- _Consegna A_
Ricopia tale e quale tutto l'elenco che trovi più in basso, riga per riga, tralasciando le immagini.

- _Brano_
+++

Mobilità scuola pronunce oscillanti sul servizio svolto nelle paritarie

Mobilità scuola pronunce oscillanti sul servizio svolto nelle paritarie

La disciplina del punteggio riconoscibile ai fini della mobilità  è contenuta nel CCNI sottoscritto l’8 aprile 2016, concernente la mobilità del personale docente, educativo ed A.T.A. per l’a.s. 2016/2017, i cui contenuti cono stati poi trasposti dell’O.M. n. 241 dell’8 aprile 2016.

La mobilità del personale docente per l’a.s. 2017/2018 è, invece, disciplinata, dal CCNI dell’11 aprile 2017, le cui previsioni sono state trasposte nell’O.M. n. 221 del 12 aprile 2017.

Entrambi i CCNI, per  quanto qui rileva,  prevedono che,  ai fini dei trasferimenti, “il servizio prestato nelle scuole paritarie non è valutabile in quanto non riconoscibile ai fini della ricostruzione di carriera”.

Il CCNI 2016 aggiunge poi che “è fatto salvo il riconoscimento del servizio prestato fino al 31.8.2008 nelle scuole paritarie primarie che abbiano mantenuto lo status di parificate congiuntamente a quello di paritarie e del servizio comunque prestato nelle scuole paritarie dell'infanzia comunali”.

+++

- _Dati dell'esercizio_

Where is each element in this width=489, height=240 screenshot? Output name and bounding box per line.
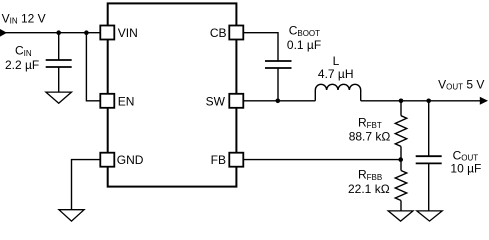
svg-text:0.1 µF: 0.1 µF: [287, 38, 321, 52]
svg-text:88.7 kΩ: 88.7 kΩ: [349, 130, 391, 144]
svg-text:22.1 kΩ: 22.1 kΩ: [348, 182, 390, 196]
svg-text:CBOOT: CBOOT: [289, 24, 320, 38]
svg-text:RFBB: RFBB: [358, 168, 382, 182]
svg-text:SW: SW: [206, 94, 226, 108]
svg-text:FB: FB: [211, 153, 226, 167]
svg-text:VIN: VIN: [118, 26, 138, 40]
svg-text:RFBT: RFBT: [358, 116, 382, 130]
svg-text:VIN 12 V: VIN 12 V: [2, 11, 46, 25]
svg-text:10 µF: 10 µF: [450, 161, 481, 175]
svg-text:EN: EN: [118, 94, 135, 108]
svg-text:CIN: CIN: [15, 44, 32, 58]
svg-text:COUT: COUT: [453, 148, 479, 162]
svg-text:VOUT 5 V: VOUT 5 V: [438, 77, 484, 91]
svg-text:CB: CB: [210, 26, 227, 40]
svg-text:GND: GND: [117, 153, 144, 167]
svg-text:L: L: [333, 54, 340, 68]
svg-text:2.2 µF: 2.2 µF: [5, 58, 39, 72]
svg-text:4.7 µH: 4.7 µH: [318, 67, 354, 81]
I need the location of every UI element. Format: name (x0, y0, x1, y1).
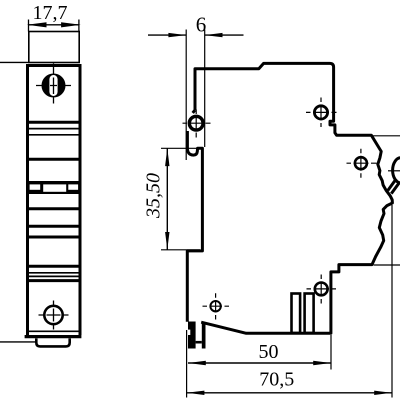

+++

- _Consegna B_
Prosegui il brano sulla mobilità e sul servizio nelle scuole paritarie, ripartendo subito dopo l'ultima frase.

- _Risposta A_
Where is each element in this width=489, height=240 screenshot? Output name and bounding box per line.
svg-text:0.1 µF: 0.1 µF: [287, 38, 321, 52]
svg-text:88.7 kΩ: 88.7 kΩ: [349, 130, 391, 144]
svg-text:22.1 kΩ: 22.1 kΩ: [348, 182, 390, 196]
svg-text:CBOOT: CBOOT: [289, 24, 320, 38]
svg-text:RFBB: RFBB: [358, 168, 382, 182]
svg-text:SW: SW: [206, 94, 226, 108]
svg-text:FB: FB: [211, 153, 226, 167]
svg-text:VIN: VIN: [118, 26, 138, 40]
svg-text:RFBT: RFBT: [358, 116, 382, 130]
svg-text:VIN 12 V: VIN 12 V: [2, 11, 46, 25]
svg-text:10 µF: 10 µF: [450, 161, 481, 175]
svg-text:EN: EN: [118, 94, 135, 108]
svg-text:CIN: CIN: [15, 44, 32, 58]
svg-text:COUT: COUT: [453, 148, 479, 162]
svg-text:VOUT 5 V: VOUT 5 V: [438, 77, 484, 91]
svg-text:CB: CB: [210, 26, 227, 40]
svg-text:GND: GND: [117, 153, 144, 167]
svg-text:L: L: [333, 54, 340, 68]
svg-text:2.2 µF: 2.2 µF: [5, 58, 39, 72]
svg-text:4.7 µH: 4.7 µH: [318, 67, 354, 81]
I need the location of every UI element. Format: name (x0, y0, x1, y1).

- _Risposta B_
Il CCNI 2017 aggiunge, a sua volta, che “è  fatto salvo il riconoscimento del servizio prestato: a) fino al 31.8.2008 nelle scuole paritarie primarie che abbiano mantenuto lo status di parificate congiuntamente a quello di paritarie; b) nelle scuole paritarie dell'infanzia comunali; c) nelle scuole secondarie pareggiate (art. 360 del T.U.)”.

La mancata considerazione, quale titolo per il conseguimento di punti, del servizio di insegnamento svolto in istituti paritari a decorrere dall’anno scolastico 2008/2009 ha ingenerato un vasto contenzioso che non sta ricevendo omogenee risposte nella giurisprudenza di merito che risulta ancora divisa tra un orientamento, favorevole ai docenti, che fa leva sulla generale equiparazione del servizio di insegnamento presso le scuole paritarie per inferirne l’illegittimità delle disposizioni negoziali e la conseguente sostituzione della clausola nulla con altra conforme a legge (che preveda la computabilità del servizio svolto nelle scuole paritarie – cfr. ordinanza del Tribunale di Palermo) e un orientamento, sfavorevole ai docenti, che, invece, fa leva sulla mancanza di disposizioni normative che, in via diretta, stabiliscano il diritto al computo del punteggio per il servizio a tempo determinato svolto presso istituti paritari, ai fini della mobilità e sulla non suscettibilità di applicazione enalogica della norma che ebbe a prevedere, nell’ambito delle GAE, l’analogo valore, ai fini del punteggio, del servizio di insegnamento prestato presso la scuola pubblica e presso gli istituti paritari.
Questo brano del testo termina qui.